WHAT IS NEEDED → Each entry here needs to be set down again exactly, please; pictures are left out.

════════

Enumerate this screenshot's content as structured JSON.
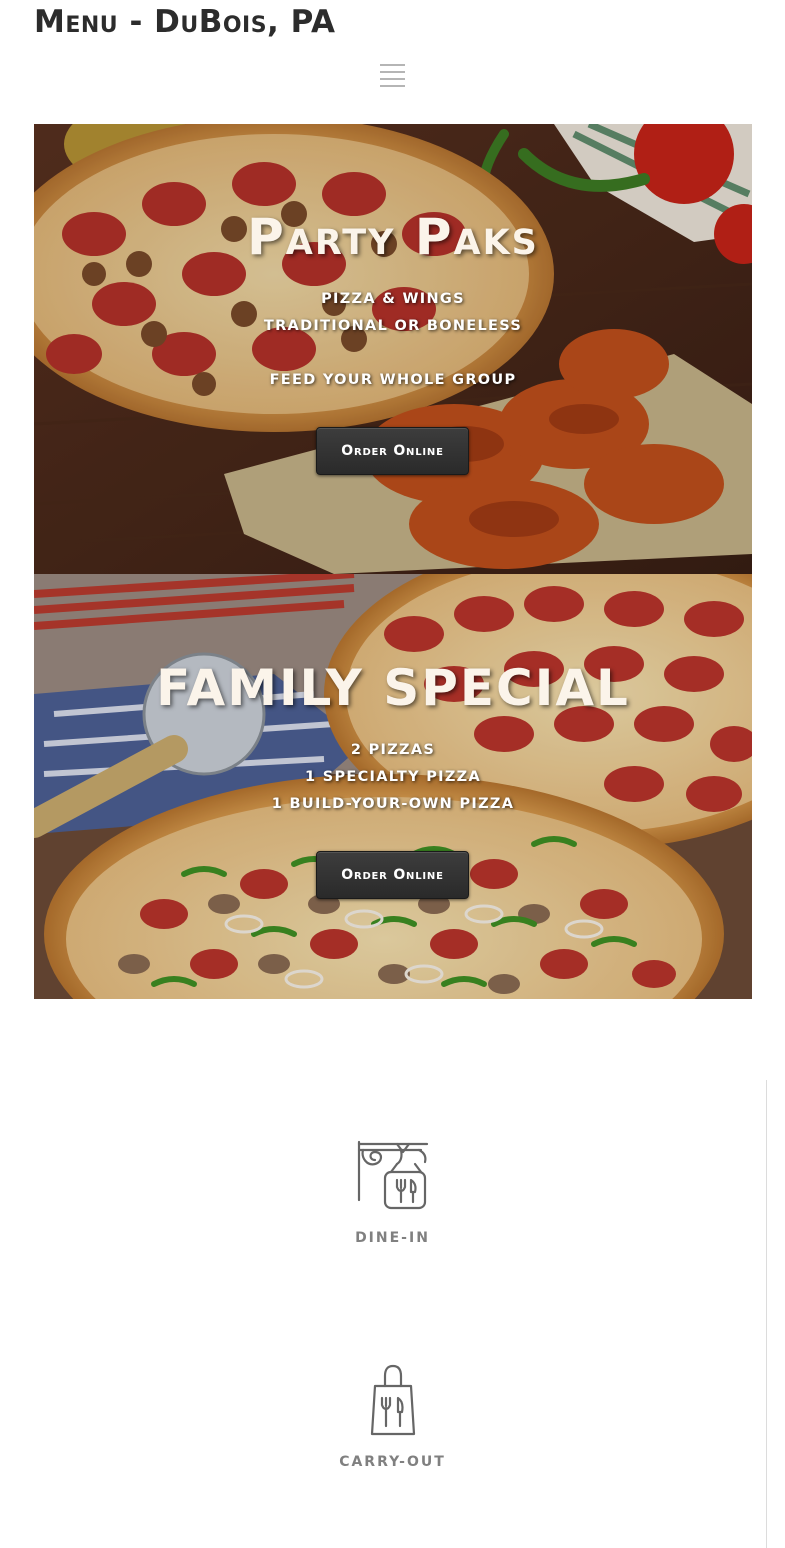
{
  "header": {
    "title": "Menu - DuBois, PA",
    "menu_icon": "hamburger-menu-icon"
  },
  "promos": [
    {
      "title": "Party Paks",
      "lines": [
        "PIZZA & WINGS",
        "TRADITIONAL OR BONELESS",
        "",
        "FEED YOUR WHOLE GROUP"
      ],
      "button_label": "Order Online"
    },
    {
      "title": "FAMILY SPECIAL",
      "lines": [
        "2 PIZZAS",
        "1 SPECIALTY PIZZA",
        "1 BUILD-YOUR-OWN PIZZA"
      ],
      "button_label": "Order Online"
    }
  ],
  "services": [
    {
      "label": "DINE-IN",
      "icon": "hanging-sign-icon"
    },
    {
      "label": "CARRY-OUT",
      "icon": "carry-out-bag-icon"
    }
  ],
  "colors": {
    "title_text": "#2c2c2c",
    "button_bg": "#333333",
    "service_text": "#808080",
    "icon_stroke": "#666666"
  }
}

════════

WRITTEN REPLY →
Enumerate this screenshot's content as structured JSON.
{
  "header": {
    "title": "Menu - DuBois, PA",
    "menu_icon": "hamburger-menu-icon"
  },
  "promos": [
    {
      "title": "Party Paks",
      "lines": [
        "PIZZA & WINGS",
        "TRADITIONAL OR BONELESS",
        "",
        "FEED YOUR WHOLE GROUP"
      ],
      "button_label": "Order Online"
    },
    {
      "title": "FAMILY SPECIAL",
      "lines": [
        "2 PIZZAS",
        "1 SPECIALTY PIZZA",
        "1 BUILD-YOUR-OWN PIZZA"
      ],
      "button_label": "Order Online"
    }
  ],
  "services": [
    {
      "label": "DINE-IN",
      "icon": "hanging-sign-icon"
    },
    {
      "label": "CARRY-OUT",
      "icon": "carry-out-bag-icon"
    }
  ],
  "colors": {
    "title_text": "#2c2c2c",
    "button_bg": "#333333",
    "service_text": "#808080",
    "icon_stroke": "#666666"
  }
}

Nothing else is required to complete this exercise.